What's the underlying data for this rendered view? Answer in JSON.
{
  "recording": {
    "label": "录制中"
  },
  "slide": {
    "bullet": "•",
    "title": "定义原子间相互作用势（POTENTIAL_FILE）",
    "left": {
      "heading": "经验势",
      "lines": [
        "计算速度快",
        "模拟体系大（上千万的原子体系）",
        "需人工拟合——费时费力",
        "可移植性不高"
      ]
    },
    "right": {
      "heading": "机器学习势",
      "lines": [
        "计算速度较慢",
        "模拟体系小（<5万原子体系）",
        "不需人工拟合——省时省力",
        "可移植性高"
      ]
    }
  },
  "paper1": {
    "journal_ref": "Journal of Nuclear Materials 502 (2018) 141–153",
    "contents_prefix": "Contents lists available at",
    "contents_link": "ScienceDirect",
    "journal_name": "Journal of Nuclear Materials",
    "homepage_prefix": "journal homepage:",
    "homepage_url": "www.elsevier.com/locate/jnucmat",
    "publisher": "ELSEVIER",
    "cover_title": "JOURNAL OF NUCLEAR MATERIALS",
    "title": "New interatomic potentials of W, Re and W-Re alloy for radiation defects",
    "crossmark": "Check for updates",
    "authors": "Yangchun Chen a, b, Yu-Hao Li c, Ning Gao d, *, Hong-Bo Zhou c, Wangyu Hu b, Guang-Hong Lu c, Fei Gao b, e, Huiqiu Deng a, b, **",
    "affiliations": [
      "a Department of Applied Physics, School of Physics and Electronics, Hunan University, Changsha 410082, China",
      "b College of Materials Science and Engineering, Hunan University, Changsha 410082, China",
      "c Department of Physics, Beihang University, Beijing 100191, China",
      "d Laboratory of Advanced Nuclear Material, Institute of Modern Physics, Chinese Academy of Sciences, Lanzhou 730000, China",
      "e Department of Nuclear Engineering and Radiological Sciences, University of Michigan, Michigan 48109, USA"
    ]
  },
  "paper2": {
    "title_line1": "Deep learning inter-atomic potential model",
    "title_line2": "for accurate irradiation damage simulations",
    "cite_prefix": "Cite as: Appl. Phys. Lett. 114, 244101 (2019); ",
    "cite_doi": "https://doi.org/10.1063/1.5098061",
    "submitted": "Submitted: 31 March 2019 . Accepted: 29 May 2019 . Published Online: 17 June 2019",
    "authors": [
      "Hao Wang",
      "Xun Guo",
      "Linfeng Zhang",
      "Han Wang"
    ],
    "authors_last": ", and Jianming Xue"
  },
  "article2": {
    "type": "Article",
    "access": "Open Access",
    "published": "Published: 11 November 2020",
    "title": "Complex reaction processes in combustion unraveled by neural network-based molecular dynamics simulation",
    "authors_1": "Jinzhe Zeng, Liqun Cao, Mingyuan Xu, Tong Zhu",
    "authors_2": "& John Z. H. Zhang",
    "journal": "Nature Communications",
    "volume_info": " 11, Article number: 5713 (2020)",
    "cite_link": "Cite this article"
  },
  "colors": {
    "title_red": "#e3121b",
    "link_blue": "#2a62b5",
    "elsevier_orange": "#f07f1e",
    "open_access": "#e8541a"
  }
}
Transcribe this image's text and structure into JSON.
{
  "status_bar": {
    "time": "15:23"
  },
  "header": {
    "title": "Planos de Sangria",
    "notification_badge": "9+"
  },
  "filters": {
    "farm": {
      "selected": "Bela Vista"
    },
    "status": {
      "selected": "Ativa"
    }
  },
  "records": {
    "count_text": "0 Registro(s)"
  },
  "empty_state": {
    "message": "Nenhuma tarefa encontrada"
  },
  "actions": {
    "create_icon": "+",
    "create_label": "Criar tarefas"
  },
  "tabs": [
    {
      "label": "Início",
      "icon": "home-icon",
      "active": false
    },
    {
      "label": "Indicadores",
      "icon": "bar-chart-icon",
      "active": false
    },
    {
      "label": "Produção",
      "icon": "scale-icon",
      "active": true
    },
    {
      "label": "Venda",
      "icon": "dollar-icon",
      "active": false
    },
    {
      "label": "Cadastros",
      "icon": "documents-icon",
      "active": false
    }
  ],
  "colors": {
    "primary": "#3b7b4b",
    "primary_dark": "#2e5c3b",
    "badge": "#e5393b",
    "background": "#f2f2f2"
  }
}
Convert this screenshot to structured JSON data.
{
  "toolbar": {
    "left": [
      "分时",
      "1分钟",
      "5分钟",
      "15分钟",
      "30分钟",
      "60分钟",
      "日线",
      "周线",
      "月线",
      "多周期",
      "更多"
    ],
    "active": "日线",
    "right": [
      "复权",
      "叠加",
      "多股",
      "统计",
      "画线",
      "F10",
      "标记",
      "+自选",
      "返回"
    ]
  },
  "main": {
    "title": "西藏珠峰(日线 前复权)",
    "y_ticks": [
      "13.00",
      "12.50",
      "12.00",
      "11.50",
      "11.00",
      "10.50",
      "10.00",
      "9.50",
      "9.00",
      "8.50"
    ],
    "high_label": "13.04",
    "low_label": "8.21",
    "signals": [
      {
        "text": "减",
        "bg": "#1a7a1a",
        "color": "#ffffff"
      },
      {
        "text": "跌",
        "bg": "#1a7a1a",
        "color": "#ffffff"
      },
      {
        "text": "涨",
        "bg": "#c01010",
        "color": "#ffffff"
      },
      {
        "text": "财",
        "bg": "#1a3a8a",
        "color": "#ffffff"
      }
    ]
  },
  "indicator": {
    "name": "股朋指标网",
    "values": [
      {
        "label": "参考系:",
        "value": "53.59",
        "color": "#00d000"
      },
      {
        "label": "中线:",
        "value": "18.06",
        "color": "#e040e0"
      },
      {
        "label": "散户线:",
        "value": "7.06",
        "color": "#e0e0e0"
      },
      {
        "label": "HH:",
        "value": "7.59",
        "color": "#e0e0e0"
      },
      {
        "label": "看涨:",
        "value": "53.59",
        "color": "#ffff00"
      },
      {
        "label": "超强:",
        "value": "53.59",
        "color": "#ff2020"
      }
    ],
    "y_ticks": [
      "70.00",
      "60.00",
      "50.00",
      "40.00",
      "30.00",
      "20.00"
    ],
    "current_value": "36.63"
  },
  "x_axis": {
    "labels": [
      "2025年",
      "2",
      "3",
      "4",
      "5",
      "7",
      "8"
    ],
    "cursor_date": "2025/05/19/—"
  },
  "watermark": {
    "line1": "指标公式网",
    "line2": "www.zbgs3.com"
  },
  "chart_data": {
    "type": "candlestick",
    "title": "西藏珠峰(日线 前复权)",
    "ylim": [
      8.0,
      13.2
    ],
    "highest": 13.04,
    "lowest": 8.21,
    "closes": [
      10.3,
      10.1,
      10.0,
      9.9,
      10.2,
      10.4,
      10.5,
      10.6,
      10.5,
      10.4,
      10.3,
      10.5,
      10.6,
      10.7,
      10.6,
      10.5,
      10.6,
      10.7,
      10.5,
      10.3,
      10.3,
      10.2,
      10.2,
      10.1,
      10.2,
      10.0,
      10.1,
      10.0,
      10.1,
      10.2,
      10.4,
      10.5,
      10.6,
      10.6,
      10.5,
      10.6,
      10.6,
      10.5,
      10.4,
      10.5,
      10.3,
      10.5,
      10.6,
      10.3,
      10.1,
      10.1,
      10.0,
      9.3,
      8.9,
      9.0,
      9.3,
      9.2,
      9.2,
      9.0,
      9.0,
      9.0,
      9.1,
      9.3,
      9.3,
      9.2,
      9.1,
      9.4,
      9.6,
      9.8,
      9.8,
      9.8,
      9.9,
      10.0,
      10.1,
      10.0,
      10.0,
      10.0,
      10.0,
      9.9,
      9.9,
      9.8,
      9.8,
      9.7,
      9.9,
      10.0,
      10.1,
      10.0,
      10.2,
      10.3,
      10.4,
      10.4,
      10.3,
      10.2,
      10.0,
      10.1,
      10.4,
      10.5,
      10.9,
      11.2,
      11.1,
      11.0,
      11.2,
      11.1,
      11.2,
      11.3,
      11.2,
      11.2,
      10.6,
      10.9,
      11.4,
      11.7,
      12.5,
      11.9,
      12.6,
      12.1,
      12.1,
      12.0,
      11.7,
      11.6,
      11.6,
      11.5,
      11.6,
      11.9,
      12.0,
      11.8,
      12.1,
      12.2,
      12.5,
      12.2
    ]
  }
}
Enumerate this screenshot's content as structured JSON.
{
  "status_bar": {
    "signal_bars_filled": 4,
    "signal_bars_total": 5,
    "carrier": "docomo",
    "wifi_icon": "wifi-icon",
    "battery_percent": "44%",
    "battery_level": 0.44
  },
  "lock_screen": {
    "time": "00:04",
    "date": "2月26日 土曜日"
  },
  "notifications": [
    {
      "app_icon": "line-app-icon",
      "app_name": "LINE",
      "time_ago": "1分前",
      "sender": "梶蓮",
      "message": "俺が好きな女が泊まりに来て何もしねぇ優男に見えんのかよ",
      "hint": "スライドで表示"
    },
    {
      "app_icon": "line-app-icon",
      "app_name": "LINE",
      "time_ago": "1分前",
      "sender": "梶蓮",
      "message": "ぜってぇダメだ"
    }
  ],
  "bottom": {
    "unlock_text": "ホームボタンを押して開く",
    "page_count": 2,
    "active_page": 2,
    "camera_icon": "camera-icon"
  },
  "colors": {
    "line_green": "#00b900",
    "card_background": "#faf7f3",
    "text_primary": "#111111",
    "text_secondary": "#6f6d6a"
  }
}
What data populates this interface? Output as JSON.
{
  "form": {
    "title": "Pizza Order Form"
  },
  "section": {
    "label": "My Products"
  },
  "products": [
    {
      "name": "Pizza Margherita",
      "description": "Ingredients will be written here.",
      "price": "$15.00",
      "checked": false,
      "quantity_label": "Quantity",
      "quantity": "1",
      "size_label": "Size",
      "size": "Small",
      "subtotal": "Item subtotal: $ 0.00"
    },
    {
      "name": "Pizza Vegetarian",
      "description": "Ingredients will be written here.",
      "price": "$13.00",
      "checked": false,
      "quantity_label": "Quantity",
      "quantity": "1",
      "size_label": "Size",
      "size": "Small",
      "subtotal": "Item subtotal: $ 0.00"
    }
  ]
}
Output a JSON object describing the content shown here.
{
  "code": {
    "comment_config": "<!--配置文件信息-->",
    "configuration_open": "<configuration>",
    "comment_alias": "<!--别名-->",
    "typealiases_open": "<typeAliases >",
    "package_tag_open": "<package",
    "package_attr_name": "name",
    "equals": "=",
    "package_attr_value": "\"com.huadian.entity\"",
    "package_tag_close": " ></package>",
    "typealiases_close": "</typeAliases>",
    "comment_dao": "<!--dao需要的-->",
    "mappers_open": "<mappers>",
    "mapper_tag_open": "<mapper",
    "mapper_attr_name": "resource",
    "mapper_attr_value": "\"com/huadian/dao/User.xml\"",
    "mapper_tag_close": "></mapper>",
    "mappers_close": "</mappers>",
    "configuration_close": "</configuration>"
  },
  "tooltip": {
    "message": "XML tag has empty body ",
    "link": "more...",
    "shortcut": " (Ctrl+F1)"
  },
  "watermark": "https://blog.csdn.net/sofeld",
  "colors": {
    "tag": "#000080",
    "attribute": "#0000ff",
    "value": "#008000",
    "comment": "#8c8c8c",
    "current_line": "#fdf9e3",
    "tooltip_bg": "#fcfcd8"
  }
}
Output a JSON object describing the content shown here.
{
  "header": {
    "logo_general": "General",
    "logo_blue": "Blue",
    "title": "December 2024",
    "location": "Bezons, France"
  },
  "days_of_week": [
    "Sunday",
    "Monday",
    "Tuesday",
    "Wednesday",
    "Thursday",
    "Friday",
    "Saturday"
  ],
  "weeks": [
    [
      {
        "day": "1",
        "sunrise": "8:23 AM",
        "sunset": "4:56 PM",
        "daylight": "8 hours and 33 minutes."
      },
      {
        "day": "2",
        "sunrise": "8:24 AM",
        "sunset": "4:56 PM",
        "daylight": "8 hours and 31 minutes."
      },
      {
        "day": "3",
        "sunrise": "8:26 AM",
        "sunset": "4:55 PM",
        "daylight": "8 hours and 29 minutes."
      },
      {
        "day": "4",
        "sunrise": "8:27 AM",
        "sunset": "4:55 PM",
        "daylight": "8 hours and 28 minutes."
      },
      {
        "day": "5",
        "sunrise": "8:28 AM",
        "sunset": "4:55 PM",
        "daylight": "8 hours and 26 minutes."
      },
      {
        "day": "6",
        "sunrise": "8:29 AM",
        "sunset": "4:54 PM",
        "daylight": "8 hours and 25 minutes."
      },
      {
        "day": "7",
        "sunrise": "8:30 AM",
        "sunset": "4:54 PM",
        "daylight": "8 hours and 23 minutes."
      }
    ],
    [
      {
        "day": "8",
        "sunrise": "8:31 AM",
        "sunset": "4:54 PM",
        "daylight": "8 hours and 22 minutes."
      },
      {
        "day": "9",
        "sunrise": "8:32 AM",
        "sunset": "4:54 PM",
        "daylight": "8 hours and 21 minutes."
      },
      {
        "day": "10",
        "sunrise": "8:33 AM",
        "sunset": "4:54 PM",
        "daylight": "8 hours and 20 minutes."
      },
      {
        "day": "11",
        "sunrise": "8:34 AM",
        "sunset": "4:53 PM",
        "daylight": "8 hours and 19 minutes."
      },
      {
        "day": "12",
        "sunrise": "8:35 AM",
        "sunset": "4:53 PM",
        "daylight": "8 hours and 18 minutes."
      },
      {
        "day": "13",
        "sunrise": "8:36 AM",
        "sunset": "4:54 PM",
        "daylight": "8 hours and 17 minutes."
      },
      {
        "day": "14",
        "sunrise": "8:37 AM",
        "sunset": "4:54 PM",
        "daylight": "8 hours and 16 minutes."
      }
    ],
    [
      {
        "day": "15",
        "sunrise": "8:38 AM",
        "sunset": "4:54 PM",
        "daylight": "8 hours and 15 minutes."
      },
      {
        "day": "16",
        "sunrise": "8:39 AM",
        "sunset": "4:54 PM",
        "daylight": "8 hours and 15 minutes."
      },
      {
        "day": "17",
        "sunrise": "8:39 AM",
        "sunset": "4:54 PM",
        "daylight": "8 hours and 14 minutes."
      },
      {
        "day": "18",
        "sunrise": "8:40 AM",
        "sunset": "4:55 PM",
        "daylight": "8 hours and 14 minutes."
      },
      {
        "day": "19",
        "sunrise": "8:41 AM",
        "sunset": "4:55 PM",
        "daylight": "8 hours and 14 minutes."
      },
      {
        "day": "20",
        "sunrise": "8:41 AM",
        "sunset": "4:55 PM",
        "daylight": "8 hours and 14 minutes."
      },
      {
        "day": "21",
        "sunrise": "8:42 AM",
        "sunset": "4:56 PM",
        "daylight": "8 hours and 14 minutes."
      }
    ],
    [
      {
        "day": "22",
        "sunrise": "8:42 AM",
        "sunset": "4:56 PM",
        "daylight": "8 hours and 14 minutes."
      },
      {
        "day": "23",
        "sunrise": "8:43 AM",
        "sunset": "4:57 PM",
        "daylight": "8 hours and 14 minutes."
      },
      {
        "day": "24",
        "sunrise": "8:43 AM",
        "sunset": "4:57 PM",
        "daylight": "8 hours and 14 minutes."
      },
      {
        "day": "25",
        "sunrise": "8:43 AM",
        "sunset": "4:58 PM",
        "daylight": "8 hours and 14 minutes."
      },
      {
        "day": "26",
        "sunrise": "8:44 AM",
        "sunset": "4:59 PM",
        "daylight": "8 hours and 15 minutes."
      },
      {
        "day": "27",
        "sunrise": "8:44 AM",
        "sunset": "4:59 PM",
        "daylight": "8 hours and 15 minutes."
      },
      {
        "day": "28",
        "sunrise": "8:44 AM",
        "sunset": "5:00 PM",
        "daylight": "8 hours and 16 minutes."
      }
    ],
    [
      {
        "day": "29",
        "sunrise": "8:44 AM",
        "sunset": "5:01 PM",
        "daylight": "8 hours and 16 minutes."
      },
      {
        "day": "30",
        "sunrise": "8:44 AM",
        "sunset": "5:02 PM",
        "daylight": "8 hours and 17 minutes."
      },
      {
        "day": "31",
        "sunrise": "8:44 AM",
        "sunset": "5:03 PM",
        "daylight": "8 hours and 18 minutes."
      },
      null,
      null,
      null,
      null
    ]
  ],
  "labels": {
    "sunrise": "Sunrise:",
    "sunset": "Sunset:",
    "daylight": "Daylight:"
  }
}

* WHAT THE TASK REQUIRES: State how many lines in the entries above include the word "watermark"; reply with the number alone.

* REPLY: 2